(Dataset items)
* * * * *

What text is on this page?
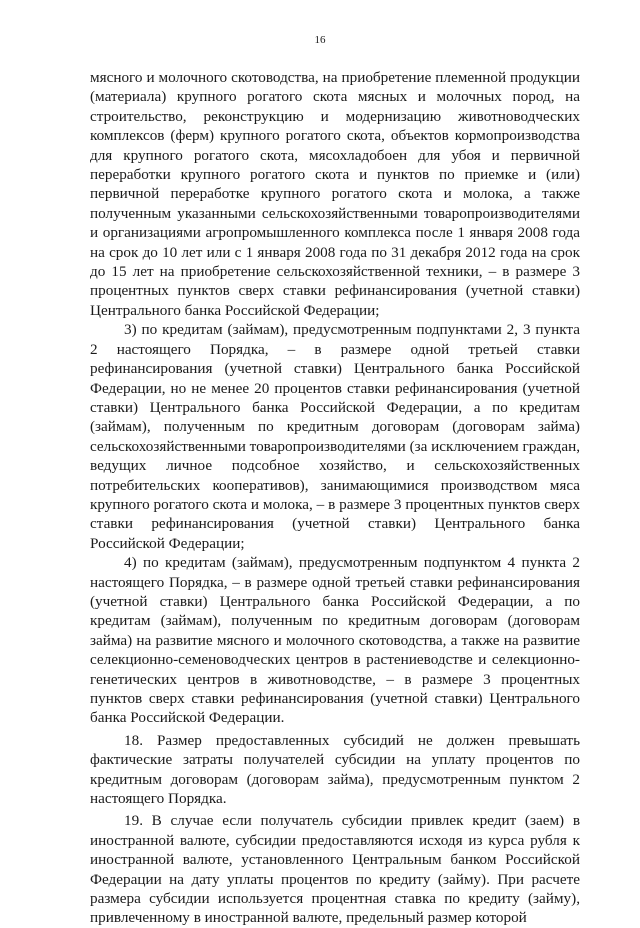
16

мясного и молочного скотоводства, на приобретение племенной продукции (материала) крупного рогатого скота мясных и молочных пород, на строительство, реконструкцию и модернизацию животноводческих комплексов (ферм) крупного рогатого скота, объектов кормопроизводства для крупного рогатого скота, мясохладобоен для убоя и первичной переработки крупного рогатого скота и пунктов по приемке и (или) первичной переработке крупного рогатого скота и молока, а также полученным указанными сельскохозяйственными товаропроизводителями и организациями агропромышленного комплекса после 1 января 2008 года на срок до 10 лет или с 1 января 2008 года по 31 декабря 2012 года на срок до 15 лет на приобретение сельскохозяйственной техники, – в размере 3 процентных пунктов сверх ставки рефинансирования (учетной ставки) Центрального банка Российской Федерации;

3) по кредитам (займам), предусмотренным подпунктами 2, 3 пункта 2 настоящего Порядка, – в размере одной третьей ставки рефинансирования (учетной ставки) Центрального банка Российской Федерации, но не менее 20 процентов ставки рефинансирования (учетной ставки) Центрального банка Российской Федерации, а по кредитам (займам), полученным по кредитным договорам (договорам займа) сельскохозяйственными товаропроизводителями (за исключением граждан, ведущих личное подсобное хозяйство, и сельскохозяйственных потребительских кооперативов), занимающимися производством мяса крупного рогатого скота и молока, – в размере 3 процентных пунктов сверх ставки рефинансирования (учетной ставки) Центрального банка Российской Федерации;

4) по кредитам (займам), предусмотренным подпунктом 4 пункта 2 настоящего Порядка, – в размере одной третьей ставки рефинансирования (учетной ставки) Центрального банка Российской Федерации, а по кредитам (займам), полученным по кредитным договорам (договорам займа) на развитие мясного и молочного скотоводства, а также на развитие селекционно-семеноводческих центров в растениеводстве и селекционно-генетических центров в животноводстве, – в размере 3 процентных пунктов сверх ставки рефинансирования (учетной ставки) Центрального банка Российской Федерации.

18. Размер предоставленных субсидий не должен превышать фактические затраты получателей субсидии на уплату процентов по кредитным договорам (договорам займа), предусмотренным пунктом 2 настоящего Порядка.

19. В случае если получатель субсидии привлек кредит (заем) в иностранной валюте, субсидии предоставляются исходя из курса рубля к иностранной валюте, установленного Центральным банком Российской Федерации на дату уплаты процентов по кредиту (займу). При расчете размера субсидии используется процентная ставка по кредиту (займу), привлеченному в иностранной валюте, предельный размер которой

* * * * *

» Aim of the task
Gather each line in the data that holds the string "субсидии".

» Task solution
18. Размер предоставленных субсидий не должен превышать фактические затраты получателей субсидии на уплату процентов по кредитным договорам (договорам займа), предусмотренным пунктом 2 настоящего Порядка.
19. В случае если получатель субсидии привлек кредит (заем) в иностранной валюте, субсидии предоставляются исходя из курса рубля к иностранной валюте, установленного Центральным банком Российской Федерации на дату уплаты процентов по кредиту (займу). При расчете размера субсидии используется процентная ставка по кредиту (займу), привлеченному в иностранной валюте, предельный размер которой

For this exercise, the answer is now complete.